Data records:
+ + + + +

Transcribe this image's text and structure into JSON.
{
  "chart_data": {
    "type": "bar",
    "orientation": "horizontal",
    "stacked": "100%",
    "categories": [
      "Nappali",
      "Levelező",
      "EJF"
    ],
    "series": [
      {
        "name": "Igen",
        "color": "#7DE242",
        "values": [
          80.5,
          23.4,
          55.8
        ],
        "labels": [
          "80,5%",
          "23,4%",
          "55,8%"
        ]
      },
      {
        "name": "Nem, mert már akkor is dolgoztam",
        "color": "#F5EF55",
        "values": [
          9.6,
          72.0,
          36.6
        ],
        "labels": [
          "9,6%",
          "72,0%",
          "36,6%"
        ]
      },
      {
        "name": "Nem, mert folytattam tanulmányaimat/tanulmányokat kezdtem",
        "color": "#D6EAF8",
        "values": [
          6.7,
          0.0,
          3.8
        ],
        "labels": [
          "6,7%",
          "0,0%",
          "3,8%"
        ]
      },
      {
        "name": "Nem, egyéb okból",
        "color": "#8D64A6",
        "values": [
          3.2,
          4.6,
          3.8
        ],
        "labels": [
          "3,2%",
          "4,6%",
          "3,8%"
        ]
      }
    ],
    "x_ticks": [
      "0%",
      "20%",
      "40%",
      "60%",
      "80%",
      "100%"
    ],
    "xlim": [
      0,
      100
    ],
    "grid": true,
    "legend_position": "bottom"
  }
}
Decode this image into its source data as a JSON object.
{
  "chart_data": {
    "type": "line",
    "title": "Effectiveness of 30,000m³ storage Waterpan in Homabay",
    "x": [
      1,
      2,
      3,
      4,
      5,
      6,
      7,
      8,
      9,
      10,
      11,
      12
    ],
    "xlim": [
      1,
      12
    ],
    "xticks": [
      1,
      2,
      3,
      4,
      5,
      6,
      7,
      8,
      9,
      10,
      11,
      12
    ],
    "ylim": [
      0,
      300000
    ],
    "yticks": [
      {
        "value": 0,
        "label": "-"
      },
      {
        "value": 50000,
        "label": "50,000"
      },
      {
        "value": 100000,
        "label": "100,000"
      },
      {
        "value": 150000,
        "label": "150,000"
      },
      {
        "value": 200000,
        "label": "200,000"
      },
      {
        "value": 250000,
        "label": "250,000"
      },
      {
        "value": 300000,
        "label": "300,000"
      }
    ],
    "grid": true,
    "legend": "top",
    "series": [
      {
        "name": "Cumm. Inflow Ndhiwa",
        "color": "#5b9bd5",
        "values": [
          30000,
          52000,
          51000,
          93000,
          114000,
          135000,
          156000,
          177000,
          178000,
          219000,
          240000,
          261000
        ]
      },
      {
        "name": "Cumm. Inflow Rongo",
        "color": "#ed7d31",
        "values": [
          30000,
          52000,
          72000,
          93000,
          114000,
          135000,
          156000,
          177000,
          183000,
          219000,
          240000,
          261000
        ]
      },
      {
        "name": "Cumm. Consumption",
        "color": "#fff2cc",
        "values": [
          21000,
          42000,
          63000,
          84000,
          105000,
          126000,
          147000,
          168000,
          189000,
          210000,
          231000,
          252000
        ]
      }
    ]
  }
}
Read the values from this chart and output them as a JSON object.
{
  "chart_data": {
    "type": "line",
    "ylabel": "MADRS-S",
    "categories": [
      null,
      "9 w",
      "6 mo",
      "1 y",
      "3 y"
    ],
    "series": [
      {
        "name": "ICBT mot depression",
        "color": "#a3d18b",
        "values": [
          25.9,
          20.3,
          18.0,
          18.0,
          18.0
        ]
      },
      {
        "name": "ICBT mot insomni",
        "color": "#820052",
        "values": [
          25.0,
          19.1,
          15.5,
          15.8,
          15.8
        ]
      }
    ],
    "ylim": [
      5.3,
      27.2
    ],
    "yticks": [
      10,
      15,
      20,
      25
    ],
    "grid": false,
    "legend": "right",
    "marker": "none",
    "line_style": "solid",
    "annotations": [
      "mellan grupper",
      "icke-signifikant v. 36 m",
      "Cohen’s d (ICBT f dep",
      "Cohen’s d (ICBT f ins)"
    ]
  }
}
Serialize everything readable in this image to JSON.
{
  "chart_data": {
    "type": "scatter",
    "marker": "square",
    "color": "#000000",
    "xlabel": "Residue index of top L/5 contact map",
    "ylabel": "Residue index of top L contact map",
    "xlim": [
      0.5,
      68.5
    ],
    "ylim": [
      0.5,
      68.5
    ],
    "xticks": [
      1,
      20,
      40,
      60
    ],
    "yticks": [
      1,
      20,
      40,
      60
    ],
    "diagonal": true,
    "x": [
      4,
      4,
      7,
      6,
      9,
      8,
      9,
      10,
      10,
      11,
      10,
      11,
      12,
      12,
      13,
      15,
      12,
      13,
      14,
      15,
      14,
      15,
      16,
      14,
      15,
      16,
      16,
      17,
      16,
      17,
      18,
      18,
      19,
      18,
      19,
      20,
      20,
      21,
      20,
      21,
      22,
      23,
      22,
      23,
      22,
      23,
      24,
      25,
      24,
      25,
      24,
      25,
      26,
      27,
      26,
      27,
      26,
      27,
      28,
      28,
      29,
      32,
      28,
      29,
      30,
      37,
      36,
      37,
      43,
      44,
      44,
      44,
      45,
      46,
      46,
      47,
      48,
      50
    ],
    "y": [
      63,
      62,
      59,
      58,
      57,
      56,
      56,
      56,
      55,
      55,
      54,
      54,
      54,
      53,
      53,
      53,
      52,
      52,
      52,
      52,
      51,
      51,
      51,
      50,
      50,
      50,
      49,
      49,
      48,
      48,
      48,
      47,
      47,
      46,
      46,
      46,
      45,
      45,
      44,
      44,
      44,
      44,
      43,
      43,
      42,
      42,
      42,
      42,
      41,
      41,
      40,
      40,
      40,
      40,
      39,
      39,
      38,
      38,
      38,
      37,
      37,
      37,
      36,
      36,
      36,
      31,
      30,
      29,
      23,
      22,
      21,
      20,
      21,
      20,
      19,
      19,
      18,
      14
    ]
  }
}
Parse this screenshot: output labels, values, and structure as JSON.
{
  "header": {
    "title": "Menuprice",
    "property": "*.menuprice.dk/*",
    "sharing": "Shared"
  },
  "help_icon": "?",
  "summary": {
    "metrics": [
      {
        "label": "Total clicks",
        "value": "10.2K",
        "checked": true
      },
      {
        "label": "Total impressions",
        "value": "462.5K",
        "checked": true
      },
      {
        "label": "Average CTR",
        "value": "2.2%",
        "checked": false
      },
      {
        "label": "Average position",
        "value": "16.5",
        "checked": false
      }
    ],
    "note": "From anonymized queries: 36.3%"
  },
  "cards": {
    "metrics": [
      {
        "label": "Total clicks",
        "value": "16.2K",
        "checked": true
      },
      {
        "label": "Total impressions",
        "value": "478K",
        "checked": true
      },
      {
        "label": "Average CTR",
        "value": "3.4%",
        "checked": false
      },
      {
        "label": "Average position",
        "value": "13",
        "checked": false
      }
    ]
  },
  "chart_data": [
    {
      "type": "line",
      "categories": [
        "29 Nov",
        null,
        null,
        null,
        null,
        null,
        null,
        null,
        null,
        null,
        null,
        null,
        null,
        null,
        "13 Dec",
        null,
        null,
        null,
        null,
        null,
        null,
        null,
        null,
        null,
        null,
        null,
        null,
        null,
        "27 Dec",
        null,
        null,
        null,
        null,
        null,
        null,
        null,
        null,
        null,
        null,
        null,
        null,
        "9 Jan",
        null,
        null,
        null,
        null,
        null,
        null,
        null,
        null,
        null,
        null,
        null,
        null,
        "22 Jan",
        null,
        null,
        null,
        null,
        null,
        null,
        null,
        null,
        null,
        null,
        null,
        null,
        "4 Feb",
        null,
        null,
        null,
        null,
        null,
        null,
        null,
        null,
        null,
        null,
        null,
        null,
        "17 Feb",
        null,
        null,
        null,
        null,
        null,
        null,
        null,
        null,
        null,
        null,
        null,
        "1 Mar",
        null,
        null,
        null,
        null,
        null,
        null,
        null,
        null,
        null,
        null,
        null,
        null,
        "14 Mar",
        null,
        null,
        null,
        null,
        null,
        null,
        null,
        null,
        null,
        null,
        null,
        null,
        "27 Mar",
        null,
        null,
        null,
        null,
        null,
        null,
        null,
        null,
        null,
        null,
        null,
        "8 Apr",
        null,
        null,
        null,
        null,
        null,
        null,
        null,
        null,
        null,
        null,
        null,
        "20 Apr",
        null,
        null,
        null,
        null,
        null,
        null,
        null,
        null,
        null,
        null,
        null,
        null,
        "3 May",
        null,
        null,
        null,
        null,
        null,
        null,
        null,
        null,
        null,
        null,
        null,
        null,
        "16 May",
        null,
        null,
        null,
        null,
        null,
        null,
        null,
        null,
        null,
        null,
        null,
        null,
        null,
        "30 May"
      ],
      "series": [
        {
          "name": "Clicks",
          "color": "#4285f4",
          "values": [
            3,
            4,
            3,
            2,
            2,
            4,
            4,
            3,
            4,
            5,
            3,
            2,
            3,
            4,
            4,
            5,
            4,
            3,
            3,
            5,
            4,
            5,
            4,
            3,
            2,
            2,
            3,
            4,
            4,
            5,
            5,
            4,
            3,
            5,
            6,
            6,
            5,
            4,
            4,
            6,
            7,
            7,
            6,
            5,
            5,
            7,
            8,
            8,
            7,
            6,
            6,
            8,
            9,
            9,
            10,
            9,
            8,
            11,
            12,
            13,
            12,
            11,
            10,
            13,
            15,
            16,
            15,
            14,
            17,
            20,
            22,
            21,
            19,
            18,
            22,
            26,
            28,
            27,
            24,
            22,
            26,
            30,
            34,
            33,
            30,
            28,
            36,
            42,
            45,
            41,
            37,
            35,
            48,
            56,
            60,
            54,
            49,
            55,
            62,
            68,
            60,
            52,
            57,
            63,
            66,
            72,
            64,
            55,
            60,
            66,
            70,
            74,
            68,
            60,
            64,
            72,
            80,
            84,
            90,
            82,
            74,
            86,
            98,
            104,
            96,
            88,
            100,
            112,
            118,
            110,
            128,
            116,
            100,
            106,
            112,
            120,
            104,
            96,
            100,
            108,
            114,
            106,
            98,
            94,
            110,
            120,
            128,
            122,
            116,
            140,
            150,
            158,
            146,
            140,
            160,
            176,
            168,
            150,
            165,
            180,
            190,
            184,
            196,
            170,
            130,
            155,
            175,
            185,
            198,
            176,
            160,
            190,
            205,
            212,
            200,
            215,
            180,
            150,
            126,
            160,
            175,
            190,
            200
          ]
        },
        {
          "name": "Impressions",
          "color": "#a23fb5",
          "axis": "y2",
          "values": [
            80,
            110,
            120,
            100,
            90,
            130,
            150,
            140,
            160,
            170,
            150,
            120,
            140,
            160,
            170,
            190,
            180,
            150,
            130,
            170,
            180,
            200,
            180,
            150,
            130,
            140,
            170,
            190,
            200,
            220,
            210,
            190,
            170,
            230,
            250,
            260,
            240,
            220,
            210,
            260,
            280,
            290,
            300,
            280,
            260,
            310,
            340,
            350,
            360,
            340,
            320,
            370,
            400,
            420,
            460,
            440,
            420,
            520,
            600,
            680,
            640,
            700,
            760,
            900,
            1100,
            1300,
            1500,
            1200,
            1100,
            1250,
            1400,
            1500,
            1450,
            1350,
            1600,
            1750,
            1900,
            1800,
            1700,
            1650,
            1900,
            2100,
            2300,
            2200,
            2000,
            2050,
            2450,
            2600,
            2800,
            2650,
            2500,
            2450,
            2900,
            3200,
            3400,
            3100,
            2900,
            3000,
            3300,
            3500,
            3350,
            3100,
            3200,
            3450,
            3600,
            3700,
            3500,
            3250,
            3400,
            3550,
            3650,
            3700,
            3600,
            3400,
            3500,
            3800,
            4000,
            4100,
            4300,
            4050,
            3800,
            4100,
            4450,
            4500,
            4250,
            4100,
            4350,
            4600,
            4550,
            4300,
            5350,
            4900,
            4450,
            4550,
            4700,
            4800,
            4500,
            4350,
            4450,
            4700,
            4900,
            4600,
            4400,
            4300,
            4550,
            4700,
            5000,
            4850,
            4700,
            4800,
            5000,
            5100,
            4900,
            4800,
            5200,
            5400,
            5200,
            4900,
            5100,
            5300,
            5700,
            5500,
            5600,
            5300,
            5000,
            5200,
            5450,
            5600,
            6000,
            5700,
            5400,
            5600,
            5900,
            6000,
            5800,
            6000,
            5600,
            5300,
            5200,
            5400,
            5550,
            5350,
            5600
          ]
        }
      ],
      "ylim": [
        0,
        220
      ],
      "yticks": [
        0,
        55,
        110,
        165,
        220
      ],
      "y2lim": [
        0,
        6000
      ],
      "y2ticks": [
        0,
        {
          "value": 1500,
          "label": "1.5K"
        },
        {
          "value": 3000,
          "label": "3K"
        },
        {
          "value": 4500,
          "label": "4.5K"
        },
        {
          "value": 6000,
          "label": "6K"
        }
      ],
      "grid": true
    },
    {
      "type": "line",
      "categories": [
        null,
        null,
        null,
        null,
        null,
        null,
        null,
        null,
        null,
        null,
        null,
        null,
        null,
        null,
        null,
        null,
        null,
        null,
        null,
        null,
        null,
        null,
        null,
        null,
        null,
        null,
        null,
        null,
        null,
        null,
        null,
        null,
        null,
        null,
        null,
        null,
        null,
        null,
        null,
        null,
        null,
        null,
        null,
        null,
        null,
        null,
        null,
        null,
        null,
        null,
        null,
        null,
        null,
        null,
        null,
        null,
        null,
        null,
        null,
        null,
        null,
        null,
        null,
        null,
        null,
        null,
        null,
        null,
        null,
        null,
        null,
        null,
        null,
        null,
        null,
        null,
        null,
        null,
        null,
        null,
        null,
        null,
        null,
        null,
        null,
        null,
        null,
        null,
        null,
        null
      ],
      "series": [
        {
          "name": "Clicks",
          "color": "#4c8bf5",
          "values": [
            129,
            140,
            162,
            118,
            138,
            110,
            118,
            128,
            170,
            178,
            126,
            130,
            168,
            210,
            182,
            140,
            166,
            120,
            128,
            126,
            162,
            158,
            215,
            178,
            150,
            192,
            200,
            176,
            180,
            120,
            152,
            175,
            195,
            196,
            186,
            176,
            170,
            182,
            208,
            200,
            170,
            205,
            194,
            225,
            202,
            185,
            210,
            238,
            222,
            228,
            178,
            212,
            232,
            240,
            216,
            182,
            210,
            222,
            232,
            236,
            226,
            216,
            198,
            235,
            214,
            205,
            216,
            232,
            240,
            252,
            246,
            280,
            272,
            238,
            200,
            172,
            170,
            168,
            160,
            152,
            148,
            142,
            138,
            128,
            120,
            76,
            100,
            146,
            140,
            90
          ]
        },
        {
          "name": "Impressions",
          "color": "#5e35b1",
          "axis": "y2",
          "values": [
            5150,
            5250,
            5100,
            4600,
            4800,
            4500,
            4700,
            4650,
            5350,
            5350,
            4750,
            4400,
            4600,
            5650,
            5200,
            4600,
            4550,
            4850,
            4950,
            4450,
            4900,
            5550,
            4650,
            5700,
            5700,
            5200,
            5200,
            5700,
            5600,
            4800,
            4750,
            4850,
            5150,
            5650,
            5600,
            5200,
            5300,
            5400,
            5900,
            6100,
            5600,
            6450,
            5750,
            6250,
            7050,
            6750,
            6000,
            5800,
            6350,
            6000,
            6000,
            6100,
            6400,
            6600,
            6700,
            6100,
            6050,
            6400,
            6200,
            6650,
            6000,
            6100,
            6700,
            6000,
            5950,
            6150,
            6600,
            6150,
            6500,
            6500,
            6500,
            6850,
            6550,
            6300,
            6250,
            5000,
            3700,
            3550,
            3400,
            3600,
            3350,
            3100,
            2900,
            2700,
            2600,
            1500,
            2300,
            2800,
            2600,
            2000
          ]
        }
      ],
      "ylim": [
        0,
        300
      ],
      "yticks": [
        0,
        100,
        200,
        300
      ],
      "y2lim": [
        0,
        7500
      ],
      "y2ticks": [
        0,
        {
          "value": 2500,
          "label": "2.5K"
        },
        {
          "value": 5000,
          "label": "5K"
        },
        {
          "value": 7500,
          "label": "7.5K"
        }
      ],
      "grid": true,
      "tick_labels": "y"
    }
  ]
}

+ + + + +

Gather each line of the listing that holds the string "title".

    "title": "Effectiveness of 30,000m³ storage Waterpan in Homabay",
    "title": "Menuprice",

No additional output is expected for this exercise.